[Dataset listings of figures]
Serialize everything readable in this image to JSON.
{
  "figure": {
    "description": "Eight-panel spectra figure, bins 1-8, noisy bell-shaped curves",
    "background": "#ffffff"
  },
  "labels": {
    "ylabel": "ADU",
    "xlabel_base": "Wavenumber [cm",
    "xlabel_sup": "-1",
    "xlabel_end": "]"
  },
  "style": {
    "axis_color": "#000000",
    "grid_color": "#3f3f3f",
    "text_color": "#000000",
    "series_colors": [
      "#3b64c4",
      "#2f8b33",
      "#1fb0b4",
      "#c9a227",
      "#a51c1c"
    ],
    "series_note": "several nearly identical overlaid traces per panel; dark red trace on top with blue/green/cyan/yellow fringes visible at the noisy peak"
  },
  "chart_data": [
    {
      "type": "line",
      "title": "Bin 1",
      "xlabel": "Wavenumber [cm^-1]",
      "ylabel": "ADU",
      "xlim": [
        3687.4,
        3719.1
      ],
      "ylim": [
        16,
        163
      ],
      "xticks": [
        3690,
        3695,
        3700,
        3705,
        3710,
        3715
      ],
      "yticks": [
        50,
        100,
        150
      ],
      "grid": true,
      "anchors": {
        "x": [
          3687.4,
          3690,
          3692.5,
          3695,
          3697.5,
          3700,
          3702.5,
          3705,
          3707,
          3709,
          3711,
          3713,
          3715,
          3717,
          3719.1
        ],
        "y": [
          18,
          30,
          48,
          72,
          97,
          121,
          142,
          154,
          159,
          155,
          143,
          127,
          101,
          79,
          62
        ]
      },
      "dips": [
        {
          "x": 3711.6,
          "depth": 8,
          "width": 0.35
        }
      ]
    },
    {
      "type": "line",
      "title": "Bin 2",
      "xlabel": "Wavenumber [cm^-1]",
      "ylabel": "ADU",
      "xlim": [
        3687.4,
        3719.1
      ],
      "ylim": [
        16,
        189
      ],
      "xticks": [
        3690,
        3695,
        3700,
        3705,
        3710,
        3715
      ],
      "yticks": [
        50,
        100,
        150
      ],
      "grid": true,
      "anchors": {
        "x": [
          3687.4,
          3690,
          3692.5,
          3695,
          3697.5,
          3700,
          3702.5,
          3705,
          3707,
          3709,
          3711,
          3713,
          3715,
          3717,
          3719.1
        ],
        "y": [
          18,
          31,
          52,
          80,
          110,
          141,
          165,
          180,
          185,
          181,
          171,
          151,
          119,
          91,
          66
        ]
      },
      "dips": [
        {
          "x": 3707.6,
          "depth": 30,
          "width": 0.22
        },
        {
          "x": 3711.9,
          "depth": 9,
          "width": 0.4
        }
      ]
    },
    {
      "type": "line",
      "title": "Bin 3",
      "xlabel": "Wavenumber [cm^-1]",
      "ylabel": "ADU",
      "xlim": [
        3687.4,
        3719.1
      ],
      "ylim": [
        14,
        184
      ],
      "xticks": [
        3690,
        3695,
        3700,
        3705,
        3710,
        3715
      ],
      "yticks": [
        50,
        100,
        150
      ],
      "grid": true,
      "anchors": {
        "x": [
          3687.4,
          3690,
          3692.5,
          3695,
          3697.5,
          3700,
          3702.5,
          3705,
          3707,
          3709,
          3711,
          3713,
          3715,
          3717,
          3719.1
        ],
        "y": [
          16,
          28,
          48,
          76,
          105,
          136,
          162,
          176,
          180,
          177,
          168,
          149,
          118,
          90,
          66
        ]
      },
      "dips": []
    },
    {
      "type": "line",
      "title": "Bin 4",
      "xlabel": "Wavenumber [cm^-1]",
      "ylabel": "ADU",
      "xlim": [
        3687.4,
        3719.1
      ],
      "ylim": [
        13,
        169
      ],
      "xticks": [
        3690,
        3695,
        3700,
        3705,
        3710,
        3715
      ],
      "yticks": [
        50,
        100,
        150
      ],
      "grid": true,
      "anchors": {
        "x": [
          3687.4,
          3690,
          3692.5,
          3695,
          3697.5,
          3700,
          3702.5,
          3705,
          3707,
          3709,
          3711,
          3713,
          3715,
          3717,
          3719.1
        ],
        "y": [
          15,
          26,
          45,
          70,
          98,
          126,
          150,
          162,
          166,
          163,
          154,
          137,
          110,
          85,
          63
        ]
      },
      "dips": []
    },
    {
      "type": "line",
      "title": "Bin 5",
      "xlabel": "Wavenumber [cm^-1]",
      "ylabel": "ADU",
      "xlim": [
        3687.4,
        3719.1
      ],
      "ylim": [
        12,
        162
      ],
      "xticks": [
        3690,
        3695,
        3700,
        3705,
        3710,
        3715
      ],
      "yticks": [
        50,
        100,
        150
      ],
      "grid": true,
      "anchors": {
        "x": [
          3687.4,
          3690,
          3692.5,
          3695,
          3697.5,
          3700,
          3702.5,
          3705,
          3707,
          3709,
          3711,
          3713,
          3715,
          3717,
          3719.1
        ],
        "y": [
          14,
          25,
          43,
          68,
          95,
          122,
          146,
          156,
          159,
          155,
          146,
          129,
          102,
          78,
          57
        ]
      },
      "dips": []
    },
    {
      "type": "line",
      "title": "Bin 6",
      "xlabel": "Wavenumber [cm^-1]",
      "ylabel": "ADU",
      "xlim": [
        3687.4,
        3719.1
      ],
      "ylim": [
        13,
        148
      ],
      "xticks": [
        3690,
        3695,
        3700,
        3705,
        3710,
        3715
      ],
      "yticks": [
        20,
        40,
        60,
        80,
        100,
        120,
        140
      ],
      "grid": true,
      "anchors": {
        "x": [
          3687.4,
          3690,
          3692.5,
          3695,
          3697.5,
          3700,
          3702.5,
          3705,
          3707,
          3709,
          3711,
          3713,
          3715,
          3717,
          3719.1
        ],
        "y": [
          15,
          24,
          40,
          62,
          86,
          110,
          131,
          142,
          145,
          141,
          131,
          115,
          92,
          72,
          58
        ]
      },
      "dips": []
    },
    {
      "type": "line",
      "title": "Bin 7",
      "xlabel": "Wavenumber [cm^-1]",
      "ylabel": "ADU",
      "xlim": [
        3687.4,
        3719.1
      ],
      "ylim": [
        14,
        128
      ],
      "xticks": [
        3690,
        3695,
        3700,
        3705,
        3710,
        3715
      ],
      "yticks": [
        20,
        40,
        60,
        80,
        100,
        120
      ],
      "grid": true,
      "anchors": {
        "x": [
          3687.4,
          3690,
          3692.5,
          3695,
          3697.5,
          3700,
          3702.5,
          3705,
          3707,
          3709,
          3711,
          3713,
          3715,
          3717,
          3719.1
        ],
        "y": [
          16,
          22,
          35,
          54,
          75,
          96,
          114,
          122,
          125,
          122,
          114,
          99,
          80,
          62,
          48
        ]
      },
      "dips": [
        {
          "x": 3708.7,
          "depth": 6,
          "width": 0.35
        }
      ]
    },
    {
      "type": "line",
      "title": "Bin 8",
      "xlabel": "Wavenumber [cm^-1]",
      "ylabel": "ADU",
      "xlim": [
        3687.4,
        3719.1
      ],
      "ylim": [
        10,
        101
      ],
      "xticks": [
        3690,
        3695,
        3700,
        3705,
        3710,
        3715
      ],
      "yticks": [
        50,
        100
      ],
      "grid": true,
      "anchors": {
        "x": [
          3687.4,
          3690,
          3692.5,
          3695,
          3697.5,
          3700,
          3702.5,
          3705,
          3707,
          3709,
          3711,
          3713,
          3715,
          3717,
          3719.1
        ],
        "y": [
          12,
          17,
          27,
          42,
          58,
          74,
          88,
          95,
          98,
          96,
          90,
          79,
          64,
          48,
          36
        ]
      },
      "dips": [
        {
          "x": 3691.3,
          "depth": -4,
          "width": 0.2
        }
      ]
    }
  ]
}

## WHAT TO PRODUCE
Copy out each line above, character for character.

## TASK RESPONSE
Serialize everything readable in this image to JSON.
{
  "figure": {
    "description": "Eight-panel spectra figure, bins 1-8, noisy bell-shaped curves",
    "background": "#ffffff"
  },
  "labels": {
    "ylabel": "ADU",
    "xlabel_base": "Wavenumber [cm",
    "xlabel_sup": "-1",
    "xlabel_end": "]"
  },
  "style": {
    "axis_color": "#000000",
    "grid_color": "#3f3f3f",
    "text_color": "#000000",
    "series_colors": [
      "#3b64c4",
      "#2f8b33",
      "#1fb0b4",
      "#c9a227",
      "#a51c1c"
    ],
    "series_note": "several nearly identical overlaid traces per panel; dark red trace on top with blue/green/cyan/yellow fringes visible at the noisy peak"
  },
  "chart_data": [
    {
      "type": "line",
      "title": "Bin 1",
      "xlabel": "Wavenumber [cm^-1]",
      "ylabel": "ADU",
      "xlim": [
        3687.4,
        3719.1
      ],
      "ylim": [
        16,
        163
      ],
      "xticks": [
        3690,
        3695,
        3700,
        3705,
        3710,
        3715
      ],
      "yticks": [
        50,
        100,
        150
      ],
      "grid": true,
      "anchors": {
        "x": [
          3687.4,
          3690,
          3692.5,
          3695,
          3697.5,
          3700,
          3702.5,
          3705,
          3707,
          3709,
          3711,
          3713,
          3715,
          3717,
          3719.1
        ],
        "y": [
          18,
          30,
          48,
          72,
          97,
          121,
          142,
          154,
          159,
          155,
          143,
          127,
          101,
          79,
          62
        ]
      },
      "dips": [
        {
          "x": 3711.6,
          "depth": 8,
          "width": 0.35
        }
      ]
    },
    {
      "type": "line",
      "title": "Bin 2",
      "xlabel": "Wavenumber [cm^-1]",
      "ylabel": "ADU",
      "xlim": [
        3687.4,
        3719.1
      ],
      "ylim": [
        16,
        189
      ],
      "xticks": [
        3690,
        3695,
        3700,
        3705,
        3710,
        3715
      ],
      "yticks": [
        50,
        100,
        150
      ],
      "grid": true,
      "anchors": {
        "x": [
          3687.4,
          3690,
          3692.5,
          3695,
          3697.5,
          3700,
          3702.5,
          3705,
          3707,
          3709,
          3711,
          3713,
          3715,
          3717,
          3719.1
        ],
        "y": [
          18,
          31,
          52,
          80,
          110,
          141,
          165,
          180,
          185,
          181,
          171,
          151,
          119,
          91,
          66
        ]
      },
      "dips": [
        {
          "x": 3707.6,
          "depth": 30,
          "width": 0.22
        },
        {
          "x": 3711.9,
          "depth": 9,
          "width": 0.4
        }
      ]
    },
    {
      "type": "line",
      "title": "Bin 3",
      "xlabel": "Wavenumber [cm^-1]",
      "ylabel": "ADU",
      "xlim": [
        3687.4,
        3719.1
      ],
      "ylim": [
        14,
        184
      ],
      "xticks": [
        3690,
        3695,
        3700,
        3705,
        3710,
        3715
      ],
      "yticks": [
        50,
        100,
        150
      ],
      "grid": true,
      "anchors": {
        "x": [
          3687.4,
          3690,
          3692.5,
          3695,
          3697.5,
          3700,
          3702.5,
          3705,
          3707,
          3709,
          3711,
          3713,
          3715,
          3717,
          3719.1
        ],
        "y": [
          16,
          28,
          48,
          76,
          105,
          136,
          162,
          176,
          180,
          177,
          168,
          149,
          118,
          90,
          66
        ]
      },
      "dips": []
    },
    {
      "type": "line",
      "title": "Bin 4",
      "xlabel": "Wavenumber [cm^-1]",
      "ylabel": "ADU",
      "xlim": [
        3687.4,
        3719.1
      ],
      "ylim": [
        13,
        169
      ],
      "xticks": [
        3690,
        3695,
        3700,
        3705,
        3710,
        3715
      ],
      "yticks": [
        50,
        100,
        150
      ],
      "grid": true,
      "anchors": {
        "x": [
          3687.4,
          3690,
          3692.5,
          3695,
          3697.5,
          3700,
          3702.5,
          3705,
          3707,
          3709,
          3711,
          3713,
          3715,
          3717,
          3719.1
        ],
        "y": [
          15,
          26,
          45,
          70,
          98,
          126,
          150,
          162,
          166,
          163,
          154,
          137,
          110,
          85,
          63
        ]
      },
      "dips": []
    },
    {
      "type": "line",
      "title": "Bin 5",
      "xlabel": "Wavenumber [cm^-1]",
      "ylabel": "ADU",
      "xlim": [
        3687.4,
        3719.1
      ],
      "ylim": [
        12,
        162
      ],
      "xticks": [
        3690,
        3695,
        3700,
        3705,
        3710,
        3715
      ],
      "yticks": [
        50,
        100,
        150
      ],
      "grid": true,
      "anchors": {
        "x": [
          3687.4,
          3690,
          3692.5,
          3695,
          3697.5,
          3700,
          3702.5,
          3705,
          3707,
          3709,
          3711,
          3713,
          3715,
          3717,
          3719.1
        ],
        "y": [
          14,
          25,
          43,
          68,
          95,
          122,
          146,
          156,
          159,
          155,
          146,
          129,
          102,
          78,
          57
        ]
      },
      "dips": []
    },
    {
      "type": "line",
      "title": "Bin 6",
      "xlabel": "Wavenumber [cm^-1]",
      "ylabel": "ADU",
      "xlim": [
        3687.4,
        3719.1
      ],
      "ylim": [
        13,
        148
      ],
      "xticks": [
        3690,
        3695,
        3700,
        3705,
        3710,
        3715
      ],
      "yticks": [
        20,
        40,
        60,
        80,
        100,
        120,
        140
      ],
      "grid": true,
      "anchors": {
        "x": [
          3687.4,
          3690,
          3692.5,
          3695,
          3697.5,
          3700,
          3702.5,
          3705,
          3707,
          3709,
          3711,
          3713,
          3715,
          3717,
          3719.1
        ],
        "y": [
          15,
          24,
          40,
          62,
          86,
          110,
          131,
          142,
          145,
          141,
          131,
          115,
          92,
          72,
          58
        ]
      },
      "dips": []
    },
    {
      "type": "line",
      "title": "Bin 7",
      "xlabel": "Wavenumber [cm^-1]",
      "ylabel": "ADU",
      "xlim": [
        3687.4,
        3719.1
      ],
      "ylim": [
        14,
        128
      ],
      "xticks": [
        3690,
        3695,
        3700,
        3705,
        3710,
        3715
      ],
      "yticks": [
        20,
        40,
        60,
        80,
        100,
        120
      ],
      "grid": true,
      "anchors": {
        "x": [
          3687.4,
          3690,
          3692.5,
          3695,
          3697.5,
          3700,
          3702.5,
          3705,
          3707,
          3709,
          3711,
          3713,
          3715,
          3717,
          3719.1
        ],
        "y": [
          16,
          22,
          35,
          54,
          75,
          96,
          114,
          122,
          125,
          122,
          114,
          99,
          80,
          62,
          48
        ]
      },
      "dips": [
        {
          "x": 3708.7,
          "depth": 6,
          "width": 0.35
        }
      ]
    },
    {
      "type": "line",
      "title": "Bin 8",
      "xlabel": "Wavenumber [cm^-1]",
      "ylabel": "ADU",
      "xlim": [
        3687.4,
        3719.1
      ],
      "ylim": [
        10,
        101
      ],
      "xticks": [
        3690,
        3695,
        3700,
        3705,
        3710,
        3715
      ],
      "yticks": [
        50,
        100
      ],
      "grid": true,
      "anchors": {
        "x": [
          3687.4,
          3690,
          3692.5,
          3695,
          3697.5,
          3700,
          3702.5,
          3705,
          3707,
          3709,
          3711,
          3713,
          3715,
          3717,
          3719.1
        ],
        "y": [
          12,
          17,
          27,
          42,
          58,
          74,
          88,
          95,
          98,
          96,
          90,
          79,
          64,
          48,
          36
        ]
      },
      "dips": [
        {
          "x": 3691.3,
          "depth": -4,
          "width": 0.2
        }
      ]
    }
  ]
}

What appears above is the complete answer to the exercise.